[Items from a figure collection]
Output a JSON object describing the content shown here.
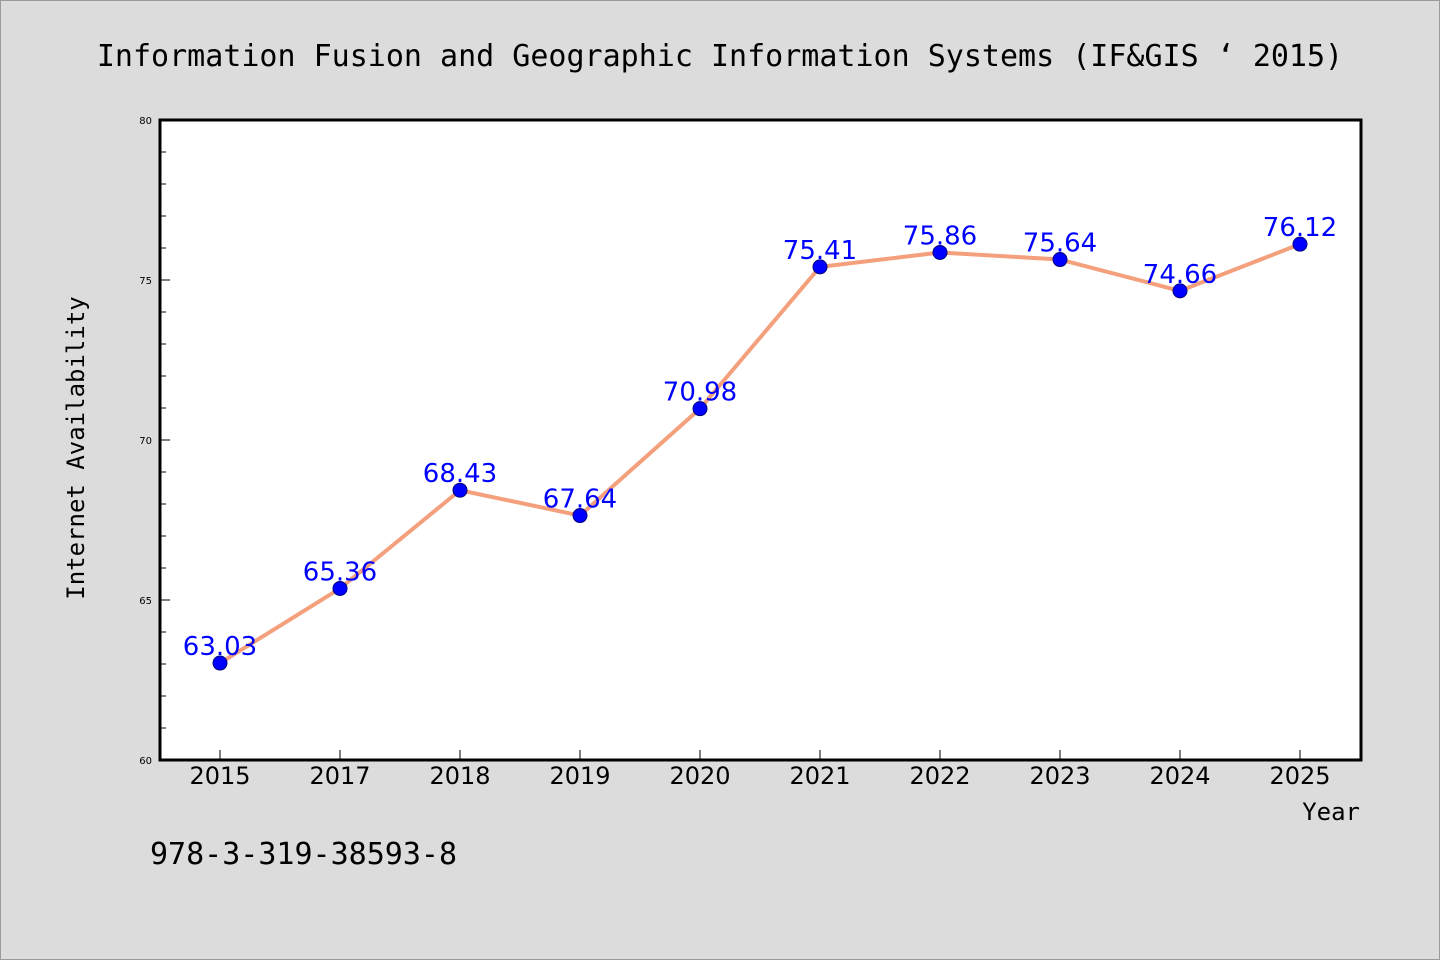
{
  "chart_data": {
    "type": "line",
    "title": "Information Fusion and Geographic Information Systems (IF&GIS ‘ 2015)",
    "xlabel": "Year",
    "ylabel": "Internet Availability",
    "categories": [
      "2015",
      "2017",
      "2018",
      "2019",
      "2020",
      "2021",
      "2022",
      "2023",
      "2024",
      "2025"
    ],
    "series": [
      {
        "values": [
          63.03,
          65.36,
          68.43,
          67.64,
          70.98,
          75.41,
          75.86,
          75.64,
          74.66,
          76.12
        ],
        "data_labels": [
          "63.03",
          "65.36",
          "68.43",
          "67.64",
          "70.98",
          "75.41",
          "75.86",
          "75.64",
          "74.66",
          "76.12"
        ]
      }
    ],
    "ylim": [
      60,
      80
    ],
    "yticks": [
      60,
      65,
      70,
      75,
      80
    ],
    "ytick_labels": [
      "60",
      "65",
      "70",
      "75",
      "80"
    ],
    "grid": false,
    "line_color": "#f4a07c",
    "marker_color": "#0000ff",
    "label_color": "#0000ff"
  },
  "footer": {
    "isbn": "978-3-319-38593-8"
  },
  "colors": {
    "background": "#dcdcdc",
    "plot_background": "#ffffff"
  }
}
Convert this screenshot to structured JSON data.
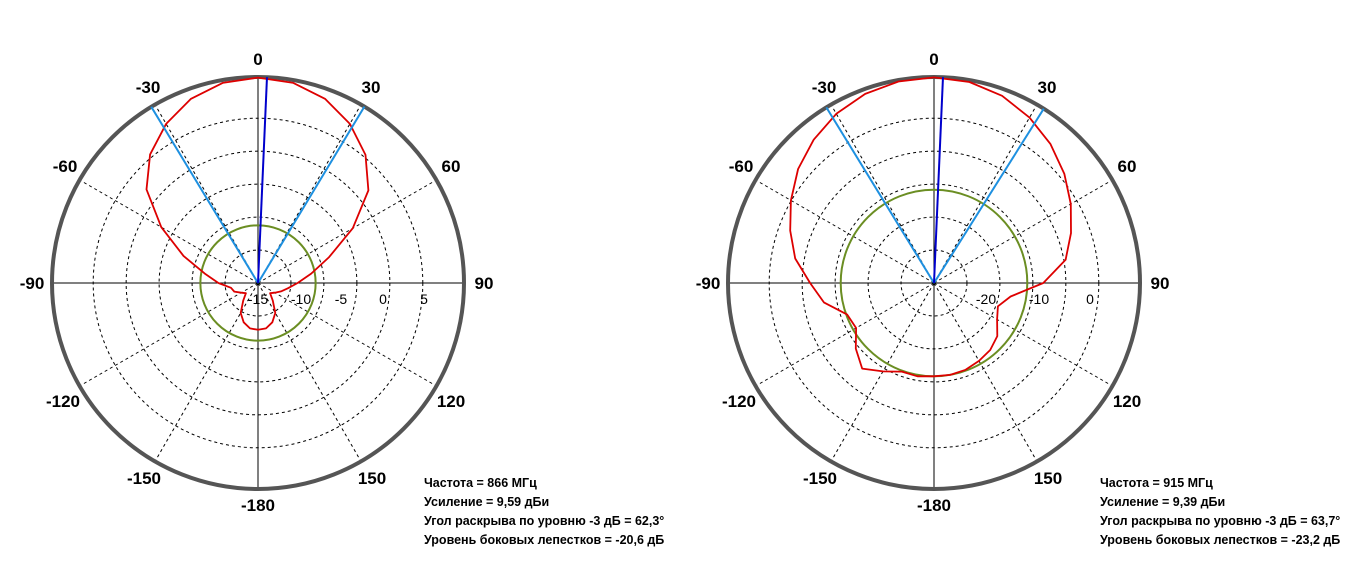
{
  "chart_data": [
    {
      "type": "polar",
      "angle_labels": [
        "0",
        "30",
        "60",
        "90",
        "120",
        "150",
        "-180",
        "-150",
        "-120",
        "-90",
        "-60",
        "-30"
      ],
      "radial_ticks": [
        "-15",
        "-10",
        "-5",
        "0",
        "5"
      ],
      "radial_range_db": [
        -19,
        9.59
      ],
      "info": {
        "freq": "Частота = 866 МГц",
        "gain": "Усиление = 9,59 дБи",
        "beam": "Угол раскрыва по уровню -3 дБ = 62,3°",
        "side": "Уровень боковых лепестков = -20,6 дБ"
      },
      "beam_lines_deg": [
        -31.2,
        31.1
      ],
      "peak_line_deg": 2.5,
      "sidelobe_circle_db": -11.0,
      "series": [
        {
          "color": "#dd0000",
          "angles": [
            0,
            10,
            20,
            30,
            40,
            50,
            60,
            70,
            80,
            90,
            100,
            110,
            120,
            130,
            140,
            150,
            160,
            170,
            180,
            190,
            200,
            210,
            220,
            230,
            240,
            250,
            260,
            270,
            280,
            290,
            300,
            310,
            320,
            330,
            340,
            350,
            360
          ],
          "values": [
            9.5,
            9.2,
            8.2,
            6.5,
            4.2,
            1.0,
            -3.8,
            -8.5,
            -11.5,
            -13.5,
            -14.8,
            -15.6,
            -16.3,
            -16.8,
            -15.8,
            -14.2,
            -13.2,
            -12.6,
            -12.5,
            -12.6,
            -13.2,
            -14.2,
            -15.8,
            -16.8,
            -16.3,
            -15.5,
            -15.2,
            -13.5,
            -11.5,
            -8.0,
            -3.5,
            1.2,
            4.3,
            6.5,
            8.2,
            9.2,
            9.5
          ]
        }
      ]
    },
    {
      "type": "polar",
      "angle_labels": [
        "0",
        "30",
        "60",
        "90",
        "120",
        "150",
        "-180",
        "-150",
        "-120",
        "-90",
        "-60",
        "-30"
      ],
      "radial_ticks": [
        "-20",
        "-10",
        "0"
      ],
      "radial_range_db": [
        -33,
        9.39
      ],
      "info": {
        "freq": "Частота = 915 МГц",
        "gain": "Усиление = 9,39 дБи",
        "beam": "Угол раскрыва по уровню -3 дБ = 63,7°",
        "side": "Уровень боковых лепестков = -23,2 дБ"
      },
      "beam_lines_deg": [
        -31.5,
        32.2
      ],
      "peak_line_deg": 2.5,
      "sidelobe_circle_db": -13.8,
      "series": [
        {
          "color": "#dd0000",
          "angles": [
            0,
            10,
            20,
            30,
            40,
            50,
            60,
            70,
            80,
            90,
            100,
            110,
            120,
            130,
            140,
            150,
            160,
            170,
            180,
            190,
            200,
            210,
            220,
            230,
            240,
            250,
            260,
            270,
            280,
            290,
            300,
            310,
            320,
            330,
            340,
            350,
            360
          ],
          "values": [
            9.3,
            9.0,
            8.0,
            6.3,
            4.3,
            2.0,
            -0.5,
            -3.0,
            -5.5,
            -10.5,
            -17.0,
            -19.0,
            -18.0,
            -16.0,
            -15.0,
            -14.5,
            -14.0,
            -13.8,
            -13.8,
            -13.5,
            -13.6,
            -12.0,
            -10.0,
            -12.0,
            -14.5,
            -14.0,
            -10.0,
            -7.5,
            -4.0,
            -1.5,
            1.0,
            3.5,
            5.5,
            7.2,
            8.4,
            9.1,
            9.3
          ]
        }
      ]
    }
  ]
}
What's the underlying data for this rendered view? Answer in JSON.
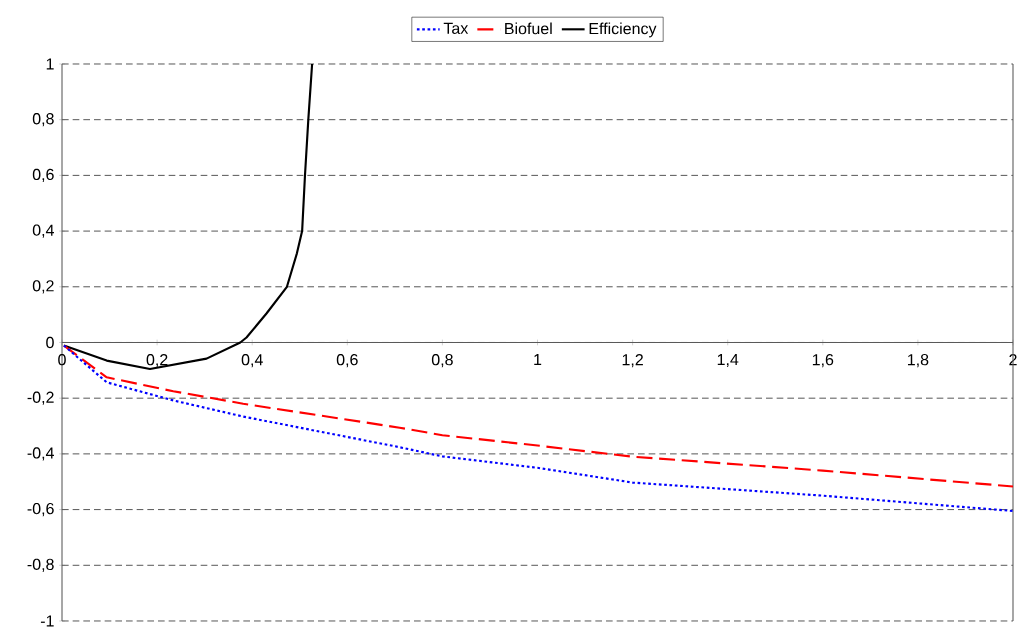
{
  "chart_data": {
    "type": "line",
    "xlim": [
      0,
      2
    ],
    "ylim": [
      -1,
      1
    ],
    "xticks": [
      0,
      {
        "value": 0.2,
        "label": "0,2"
      },
      {
        "value": 0.4,
        "label": "0,4"
      },
      {
        "value": 0.6,
        "label": "0,6"
      },
      {
        "value": 0.8,
        "label": "0,8"
      },
      1,
      {
        "value": 1.2,
        "label": "1,2"
      },
      {
        "value": 1.4,
        "label": "1,4"
      },
      {
        "value": 1.6,
        "label": "1,6"
      },
      {
        "value": 1.8,
        "label": "1,8"
      },
      2
    ],
    "yticks": [
      -1,
      {
        "value": -0.8,
        "label": "-0,8"
      },
      {
        "value": -0.6,
        "label": "-0,6"
      },
      {
        "value": -0.4,
        "label": "-0,4"
      },
      {
        "value": -0.2,
        "label": "-0,2"
      },
      0,
      {
        "value": 0.2,
        "label": "0,2"
      },
      {
        "value": 0.4,
        "label": "0,4"
      },
      {
        "value": 0.6,
        "label": "0,6"
      },
      {
        "value": 0.8,
        "label": "0,8"
      },
      1
    ],
    "grid": "y",
    "legend": "top",
    "marker": "none",
    "series": [
      {
        "name": "Tax",
        "color": "#0000ff",
        "line_style": "dotted",
        "x": [
          0.004,
          0.094,
          0.234,
          0.381,
          0.71,
          0.8,
          1.0,
          1.2,
          1.6,
          2.0
        ],
        "values": [
          -0.011,
          -0.143,
          -0.208,
          -0.266,
          -0.376,
          -0.409,
          -0.45,
          -0.503,
          -0.55,
          -0.605
        ]
      },
      {
        "name": "Biofuel",
        "color": "#ff0000",
        "line_style": "dashed",
        "x": [
          0.004,
          0.094,
          0.234,
          0.381,
          0.71,
          0.8,
          1.0,
          1.2,
          1.6,
          2.0
        ],
        "values": [
          -0.011,
          -0.125,
          -0.175,
          -0.22,
          -0.306,
          -0.333,
          -0.37,
          -0.41,
          -0.46,
          -0.517
        ]
      },
      {
        "name": "Efficiency",
        "color": "#000000",
        "line_style": "solid",
        "x": [
          0.004,
          0.094,
          0.185,
          0.304,
          0.375,
          0.388,
          0.43,
          0.473,
          0.494,
          0.505,
          0.511,
          0.518,
          0.526
        ],
        "values": [
          -0.011,
          -0.065,
          -0.095,
          -0.058,
          0,
          0.018,
          0.104,
          0.2,
          0.32,
          0.4,
          0.6,
          0.8,
          1
        ]
      }
    ]
  }
}
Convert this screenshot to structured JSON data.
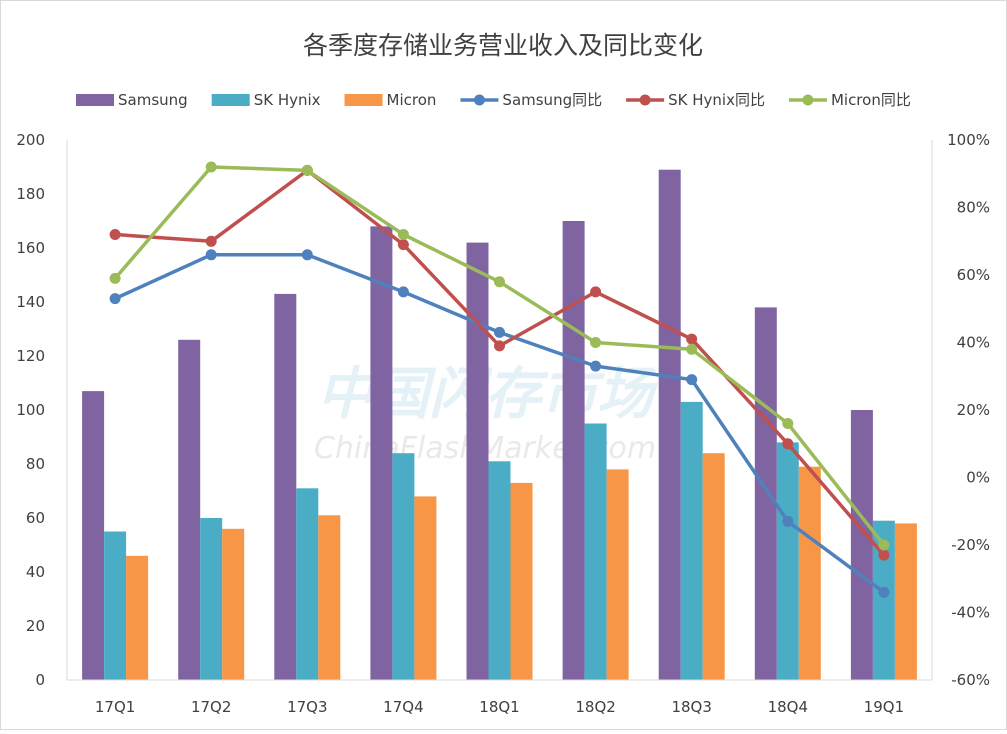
{
  "chart_data": {
    "type": "bar",
    "title": "各季度存储业务营业收入及同比变化",
    "categories": [
      "17Q1",
      "17Q2",
      "17Q3",
      "17Q4",
      "18Q1",
      "18Q2",
      "18Q3",
      "18Q4",
      "19Q1"
    ],
    "y_left": {
      "min": 0,
      "max": 200,
      "step": 20,
      "ticks": [
        "0",
        "20",
        "40",
        "60",
        "80",
        "100",
        "120",
        "140",
        "160",
        "180",
        "200"
      ]
    },
    "y_right": {
      "min": -60,
      "max": 100,
      "step": 20,
      "ticks": [
        "-60%",
        "-40%",
        "-20%",
        "0%",
        "20%",
        "40%",
        "60%",
        "80%",
        "100%"
      ]
    },
    "grid": false,
    "legend_position": "top",
    "bar_series": [
      {
        "name": "Samsung",
        "color": "#8064a2",
        "values": [
          107,
          126,
          143,
          168,
          162,
          170,
          189,
          138,
          100
        ]
      },
      {
        "name": "SK Hynix",
        "color": "#4bacc6",
        "values": [
          55,
          60,
          71,
          84,
          81,
          95,
          103,
          88,
          59
        ]
      },
      {
        "name": "Micron",
        "color": "#f79646",
        "values": [
          46,
          56,
          61,
          68,
          73,
          78,
          84,
          79,
          58
        ]
      }
    ],
    "line_series": [
      {
        "name": "Samsung同比",
        "color": "#4f81bd",
        "axis": "right",
        "values": [
          53,
          66,
          66,
          55,
          43,
          33,
          29,
          -13,
          -34
        ]
      },
      {
        "name": "SK Hynix同比",
        "color": "#c0504d",
        "axis": "right",
        "values": [
          72,
          70,
          91,
          69,
          39,
          55,
          41,
          10,
          -23
        ]
      },
      {
        "name": "Micron同比",
        "color": "#9bbb59",
        "axis": "right",
        "values": [
          59,
          92,
          91,
          72,
          58,
          40,
          38,
          16,
          -20
        ]
      }
    ]
  },
  "watermark": {
    "line1": "中国闪存市场",
    "line2": "ChinaFlashMarket.com"
  }
}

• Problem statement
Go through the material above and copy each line that has the word "title".

• Correct answer
    "title": "Information Fusion and Geographic Information Systems (IF&GIS ‘ 2015)",
    "title": "各季度存储业务营业收入及同比变化",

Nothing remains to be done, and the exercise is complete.